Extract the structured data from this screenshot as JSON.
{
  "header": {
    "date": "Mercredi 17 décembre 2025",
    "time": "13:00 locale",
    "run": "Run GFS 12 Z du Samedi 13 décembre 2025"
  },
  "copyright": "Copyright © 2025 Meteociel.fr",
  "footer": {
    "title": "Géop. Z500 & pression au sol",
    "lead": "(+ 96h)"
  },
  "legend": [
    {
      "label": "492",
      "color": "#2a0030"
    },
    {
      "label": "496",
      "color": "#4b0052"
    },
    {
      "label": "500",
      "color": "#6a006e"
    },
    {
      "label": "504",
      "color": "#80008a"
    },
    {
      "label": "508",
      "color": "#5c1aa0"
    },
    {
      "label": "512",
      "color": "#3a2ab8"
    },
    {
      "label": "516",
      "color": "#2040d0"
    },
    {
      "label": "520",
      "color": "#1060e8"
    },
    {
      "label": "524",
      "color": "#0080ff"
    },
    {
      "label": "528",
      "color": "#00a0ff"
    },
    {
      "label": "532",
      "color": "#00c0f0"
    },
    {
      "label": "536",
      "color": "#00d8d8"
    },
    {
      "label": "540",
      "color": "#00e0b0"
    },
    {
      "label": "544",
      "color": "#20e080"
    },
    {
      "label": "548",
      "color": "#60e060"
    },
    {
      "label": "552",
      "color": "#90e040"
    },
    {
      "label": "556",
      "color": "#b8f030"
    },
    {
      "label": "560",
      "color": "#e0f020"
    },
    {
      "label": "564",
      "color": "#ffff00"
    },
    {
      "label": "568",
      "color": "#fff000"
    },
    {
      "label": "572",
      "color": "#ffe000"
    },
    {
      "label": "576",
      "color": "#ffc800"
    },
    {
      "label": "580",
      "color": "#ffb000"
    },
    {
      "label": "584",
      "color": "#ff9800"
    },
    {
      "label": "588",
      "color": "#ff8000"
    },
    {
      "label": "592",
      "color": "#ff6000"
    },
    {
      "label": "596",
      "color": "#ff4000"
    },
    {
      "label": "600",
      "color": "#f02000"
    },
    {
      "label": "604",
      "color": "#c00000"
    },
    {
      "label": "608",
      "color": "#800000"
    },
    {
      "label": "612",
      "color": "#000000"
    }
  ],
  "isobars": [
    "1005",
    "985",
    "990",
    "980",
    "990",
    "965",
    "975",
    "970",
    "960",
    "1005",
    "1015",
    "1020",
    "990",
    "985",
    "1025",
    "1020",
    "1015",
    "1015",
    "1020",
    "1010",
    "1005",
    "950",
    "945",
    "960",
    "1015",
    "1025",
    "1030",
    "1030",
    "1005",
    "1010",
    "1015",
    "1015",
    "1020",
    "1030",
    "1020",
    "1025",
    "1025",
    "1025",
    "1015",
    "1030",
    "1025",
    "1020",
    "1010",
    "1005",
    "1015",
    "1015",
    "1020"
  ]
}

• • •

__Written request__
Write the whole listing out again. Keep every line exactly as it is.

__Task answer__
Extract the structured data from this screenshot as JSON.
{
  "header": {
    "date": "Mercredi 17 décembre 2025",
    "time": "13:00 locale",
    "run": "Run GFS 12 Z du Samedi 13 décembre 2025"
  },
  "copyright": "Copyright © 2025 Meteociel.fr",
  "footer": {
    "title": "Géop. Z500 & pression au sol",
    "lead": "(+ 96h)"
  },
  "legend": [
    {
      "label": "492",
      "color": "#2a0030"
    },
    {
      "label": "496",
      "color": "#4b0052"
    },
    {
      "label": "500",
      "color": "#6a006e"
    },
    {
      "label": "504",
      "color": "#80008a"
    },
    {
      "label": "508",
      "color": "#5c1aa0"
    },
    {
      "label": "512",
      "color": "#3a2ab8"
    },
    {
      "label": "516",
      "color": "#2040d0"
    },
    {
      "label": "520",
      "color": "#1060e8"
    },
    {
      "label": "524",
      "color": "#0080ff"
    },
    {
      "label": "528",
      "color": "#00a0ff"
    },
    {
      "label": "532",
      "color": "#00c0f0"
    },
    {
      "label": "536",
      "color": "#00d8d8"
    },
    {
      "label": "540",
      "color": "#00e0b0"
    },
    {
      "label": "544",
      "color": "#20e080"
    },
    {
      "label": "548",
      "color": "#60e060"
    },
    {
      "label": "552",
      "color": "#90e040"
    },
    {
      "label": "556",
      "color": "#b8f030"
    },
    {
      "label": "560",
      "color": "#e0f020"
    },
    {
      "label": "564",
      "color": "#ffff00"
    },
    {
      "label": "568",
      "color": "#fff000"
    },
    {
      "label": "572",
      "color": "#ffe000"
    },
    {
      "label": "576",
      "color": "#ffc800"
    },
    {
      "label": "580",
      "color": "#ffb000"
    },
    {
      "label": "584",
      "color": "#ff9800"
    },
    {
      "label": "588",
      "color": "#ff8000"
    },
    {
      "label": "592",
      "color": "#ff6000"
    },
    {
      "label": "596",
      "color": "#ff4000"
    },
    {
      "label": "600",
      "color": "#f02000"
    },
    {
      "label": "604",
      "color": "#c00000"
    },
    {
      "label": "608",
      "color": "#800000"
    },
    {
      "label": "612",
      "color": "#000000"
    }
  ],
  "isobars": [
    "1005",
    "985",
    "990",
    "980",
    "990",
    "965",
    "975",
    "970",
    "960",
    "1005",
    "1015",
    "1020",
    "990",
    "985",
    "1025",
    "1020",
    "1015",
    "1015",
    "1020",
    "1010",
    "1005",
    "950",
    "945",
    "960",
    "1015",
    "1025",
    "1030",
    "1030",
    "1005",
    "1010",
    "1015",
    "1015",
    "1020",
    "1030",
    "1020",
    "1025",
    "1025",
    "1025",
    "1015",
    "1030",
    "1025",
    "1020",
    "1010",
    "1005",
    "1015",
    "1015",
    "1020"
  ]
}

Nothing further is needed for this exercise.